- _Objectives_:
**a)** Using the knapsack page, decide whether each statement agrees with it: (i) an item may be split so that only part of it goes into the knapsack; (ii) the expected output for the sample input is 60; (iii) dynamic programming fits because the problem has optimal substructure and overlapping subproblems. Give yes or no for each, quoting the words of the knapsack page that settle it.
**b)** Continue the knapsack page from the end of its third algorithm step.

- _Page_:
0-1 Knapsack problem (DP-07)

We are given a set of items, each item is associated with a weight and a value. We need to determine the number of each item to include in a knapsack so that the total weight of the final knapsack is less than or equal to a given limit W and the total value is maximum. Also, please note that the items are indivisible units which means that there are only two possible choice – either include or exclude the item.

Sample Input: Values = { 20, 5, 10, 40, 15, 25 }, Weights = { 1, 2, 3, 8, 7, 4 }, W = 10
Expected Output: 60
Explanation: Weight = 1 + 8 < 10 (W) and Value = 20 + 40 = 60

Algorithm:

  1. The problem can be solved using dynamic programming as it has optimal substructure and overlapping sub problem.
  2. For each item we have two possibilities, either we include the current item in the knapsack, add the value and weight of the current item to the total value and weight and then recur for remaining items with decreased capacity.
    Or we can exclude the current item from knapsack and recur for remaining items.
  3. Finally, we return the maximum value by including or excluding the current item.

- _Recorded information_:
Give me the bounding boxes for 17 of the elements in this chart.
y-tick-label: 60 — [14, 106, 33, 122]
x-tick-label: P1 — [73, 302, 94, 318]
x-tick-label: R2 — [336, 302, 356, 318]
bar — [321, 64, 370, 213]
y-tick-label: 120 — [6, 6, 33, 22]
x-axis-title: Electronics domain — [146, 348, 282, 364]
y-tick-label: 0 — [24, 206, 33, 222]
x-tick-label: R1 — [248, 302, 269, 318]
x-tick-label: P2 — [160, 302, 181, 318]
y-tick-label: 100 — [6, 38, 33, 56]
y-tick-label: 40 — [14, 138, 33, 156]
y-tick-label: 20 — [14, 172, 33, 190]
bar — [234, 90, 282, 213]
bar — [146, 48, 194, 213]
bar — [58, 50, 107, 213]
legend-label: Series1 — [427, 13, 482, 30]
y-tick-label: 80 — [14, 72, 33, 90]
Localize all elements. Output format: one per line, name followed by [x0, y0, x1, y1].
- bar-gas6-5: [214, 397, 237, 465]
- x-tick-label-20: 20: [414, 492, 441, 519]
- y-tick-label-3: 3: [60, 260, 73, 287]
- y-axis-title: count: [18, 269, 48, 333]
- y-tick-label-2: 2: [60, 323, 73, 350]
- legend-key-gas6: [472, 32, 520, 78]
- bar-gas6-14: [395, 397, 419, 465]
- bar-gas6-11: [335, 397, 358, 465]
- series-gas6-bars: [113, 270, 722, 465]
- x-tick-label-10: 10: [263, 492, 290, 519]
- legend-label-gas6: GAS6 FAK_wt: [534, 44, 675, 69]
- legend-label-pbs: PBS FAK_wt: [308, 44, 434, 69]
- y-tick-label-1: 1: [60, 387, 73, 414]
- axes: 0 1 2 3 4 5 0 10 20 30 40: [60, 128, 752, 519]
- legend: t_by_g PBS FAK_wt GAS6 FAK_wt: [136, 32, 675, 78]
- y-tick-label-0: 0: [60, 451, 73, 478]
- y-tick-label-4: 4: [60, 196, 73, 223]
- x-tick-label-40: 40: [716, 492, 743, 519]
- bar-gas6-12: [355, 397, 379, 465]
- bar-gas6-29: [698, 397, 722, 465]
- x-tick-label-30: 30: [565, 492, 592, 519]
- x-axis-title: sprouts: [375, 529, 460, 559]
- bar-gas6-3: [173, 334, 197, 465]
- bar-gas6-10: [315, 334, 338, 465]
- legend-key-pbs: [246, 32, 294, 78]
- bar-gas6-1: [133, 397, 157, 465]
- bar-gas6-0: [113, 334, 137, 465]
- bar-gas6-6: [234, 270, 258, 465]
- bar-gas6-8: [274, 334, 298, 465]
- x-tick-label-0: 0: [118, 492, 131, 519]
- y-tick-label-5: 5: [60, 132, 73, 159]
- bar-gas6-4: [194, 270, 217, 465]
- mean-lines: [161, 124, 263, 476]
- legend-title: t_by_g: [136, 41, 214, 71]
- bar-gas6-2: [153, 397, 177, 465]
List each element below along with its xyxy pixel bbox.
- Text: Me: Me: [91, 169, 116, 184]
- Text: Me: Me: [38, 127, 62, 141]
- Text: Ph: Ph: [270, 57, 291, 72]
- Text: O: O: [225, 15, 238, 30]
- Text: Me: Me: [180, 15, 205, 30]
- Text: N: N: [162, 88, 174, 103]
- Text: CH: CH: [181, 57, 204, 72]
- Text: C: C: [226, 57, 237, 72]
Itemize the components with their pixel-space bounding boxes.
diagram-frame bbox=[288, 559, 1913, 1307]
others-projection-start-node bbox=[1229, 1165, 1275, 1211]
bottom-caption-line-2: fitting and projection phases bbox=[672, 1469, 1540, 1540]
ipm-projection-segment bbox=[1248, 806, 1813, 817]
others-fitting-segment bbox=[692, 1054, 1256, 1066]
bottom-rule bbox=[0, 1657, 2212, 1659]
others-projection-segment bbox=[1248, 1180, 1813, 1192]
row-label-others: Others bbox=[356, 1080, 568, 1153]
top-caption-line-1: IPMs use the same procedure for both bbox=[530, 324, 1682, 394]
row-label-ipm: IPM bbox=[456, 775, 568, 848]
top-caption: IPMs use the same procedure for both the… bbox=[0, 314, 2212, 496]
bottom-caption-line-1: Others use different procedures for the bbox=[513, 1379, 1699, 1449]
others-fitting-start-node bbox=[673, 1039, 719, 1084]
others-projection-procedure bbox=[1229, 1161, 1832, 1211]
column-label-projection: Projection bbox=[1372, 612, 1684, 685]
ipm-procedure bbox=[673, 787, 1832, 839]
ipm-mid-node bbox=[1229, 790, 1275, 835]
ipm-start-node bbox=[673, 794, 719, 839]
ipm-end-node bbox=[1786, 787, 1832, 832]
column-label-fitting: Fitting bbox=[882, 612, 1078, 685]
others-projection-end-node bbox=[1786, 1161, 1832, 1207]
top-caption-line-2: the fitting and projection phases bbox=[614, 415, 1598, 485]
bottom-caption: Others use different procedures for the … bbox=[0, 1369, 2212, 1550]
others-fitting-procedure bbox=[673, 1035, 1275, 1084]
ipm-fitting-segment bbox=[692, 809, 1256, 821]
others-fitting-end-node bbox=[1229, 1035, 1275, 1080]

- _Outputs in order_:
**a)**
(i) No: "the items are indivisible units which means that there are only two possible choice – either include or exclude the item."
(ii) Yes: "Expected Output: 60"
(iii) Yes: "The problem can be solved using dynamic programming as it has optimal substructure and overlapping sub problem."

**b)**
  4. The following implementation is a bottom up approach of the same problem.
  5. We create a 2D array DP of size (n+1, w+1) where n is the total number of items and w is the weight limit of the knapsack.
  6. If the current element’s weight is greater than the remaining capacity, we exclude the item and retrieve the result of the previous sub problem.
  7. Else we find the maximum of the following conditions – either we exclude the current item or we include the current items value to the answer of the sub problem.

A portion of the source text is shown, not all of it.